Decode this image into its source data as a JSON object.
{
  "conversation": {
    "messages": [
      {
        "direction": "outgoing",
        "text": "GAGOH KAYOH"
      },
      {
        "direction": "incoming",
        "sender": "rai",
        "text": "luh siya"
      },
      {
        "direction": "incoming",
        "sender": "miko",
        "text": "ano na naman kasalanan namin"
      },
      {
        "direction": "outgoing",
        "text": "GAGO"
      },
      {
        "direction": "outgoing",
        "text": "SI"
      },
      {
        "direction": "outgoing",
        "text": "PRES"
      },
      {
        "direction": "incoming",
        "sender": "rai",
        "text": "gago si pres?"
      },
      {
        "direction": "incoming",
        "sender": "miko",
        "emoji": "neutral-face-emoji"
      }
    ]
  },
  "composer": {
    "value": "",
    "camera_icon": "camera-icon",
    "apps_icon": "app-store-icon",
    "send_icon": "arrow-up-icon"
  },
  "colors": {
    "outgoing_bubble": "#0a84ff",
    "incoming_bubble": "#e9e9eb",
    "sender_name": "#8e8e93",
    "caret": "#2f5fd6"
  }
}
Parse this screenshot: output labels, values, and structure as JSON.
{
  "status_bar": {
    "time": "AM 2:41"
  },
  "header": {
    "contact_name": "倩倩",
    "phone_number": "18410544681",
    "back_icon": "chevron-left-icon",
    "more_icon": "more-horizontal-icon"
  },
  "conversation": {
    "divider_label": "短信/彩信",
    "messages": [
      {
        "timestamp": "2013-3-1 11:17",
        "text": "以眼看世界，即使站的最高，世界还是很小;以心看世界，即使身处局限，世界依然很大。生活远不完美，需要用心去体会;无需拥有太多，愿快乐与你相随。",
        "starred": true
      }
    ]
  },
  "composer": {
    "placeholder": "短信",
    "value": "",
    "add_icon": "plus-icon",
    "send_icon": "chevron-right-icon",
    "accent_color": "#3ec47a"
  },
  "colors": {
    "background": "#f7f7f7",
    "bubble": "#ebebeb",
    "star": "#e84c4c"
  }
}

**Task to complete**
Output each record precisely as given.

**Answer for the task**
Decode this image into its source data as a JSON object.
{
  "conversation": {
    "messages": [
      {
        "direction": "outgoing",
        "text": "GAGOH KAYOH"
      },
      {
        "direction": "incoming",
        "sender": "rai",
        "text": "luh siya"
      },
      {
        "direction": "incoming",
        "sender": "miko",
        "text": "ano na naman kasalanan namin"
      },
      {
        "direction": "outgoing",
        "text": "GAGO"
      },
      {
        "direction": "outgoing",
        "text": "SI"
      },
      {
        "direction": "outgoing",
        "text": "PRES"
      },
      {
        "direction": "incoming",
        "sender": "rai",
        "text": "gago si pres?"
      },
      {
        "direction": "incoming",
        "sender": "miko",
        "emoji": "neutral-face-emoji"
      }
    ]
  },
  "composer": {
    "value": "",
    "camera_icon": "camera-icon",
    "apps_icon": "app-store-icon",
    "send_icon": "arrow-up-icon"
  },
  "colors": {
    "outgoing_bubble": "#0a84ff",
    "incoming_bubble": "#e9e9eb",
    "sender_name": "#8e8e93",
    "caret": "#2f5fd6"
  }
}
Parse this screenshot: output labels, values, and structure as JSON.
{
  "status_bar": {
    "time": "AM 2:41"
  },
  "header": {
    "contact_name": "倩倩",
    "phone_number": "18410544681",
    "back_icon": "chevron-left-icon",
    "more_icon": "more-horizontal-icon"
  },
  "conversation": {
    "divider_label": "短信/彩信",
    "messages": [
      {
        "timestamp": "2013-3-1 11:17",
        "text": "以眼看世界，即使站的最高，世界还是很小;以心看世界，即使身处局限，世界依然很大。生活远不完美，需要用心去体会;无需拥有太多，愿快乐与你相随。",
        "starred": true
      }
    ]
  },
  "composer": {
    "placeholder": "短信",
    "value": "",
    "add_icon": "plus-icon",
    "send_icon": "chevron-right-icon",
    "accent_color": "#3ec47a"
  },
  "colors": {
    "background": "#f7f7f7",
    "bubble": "#ebebeb",
    "star": "#e84c4c"
  }
}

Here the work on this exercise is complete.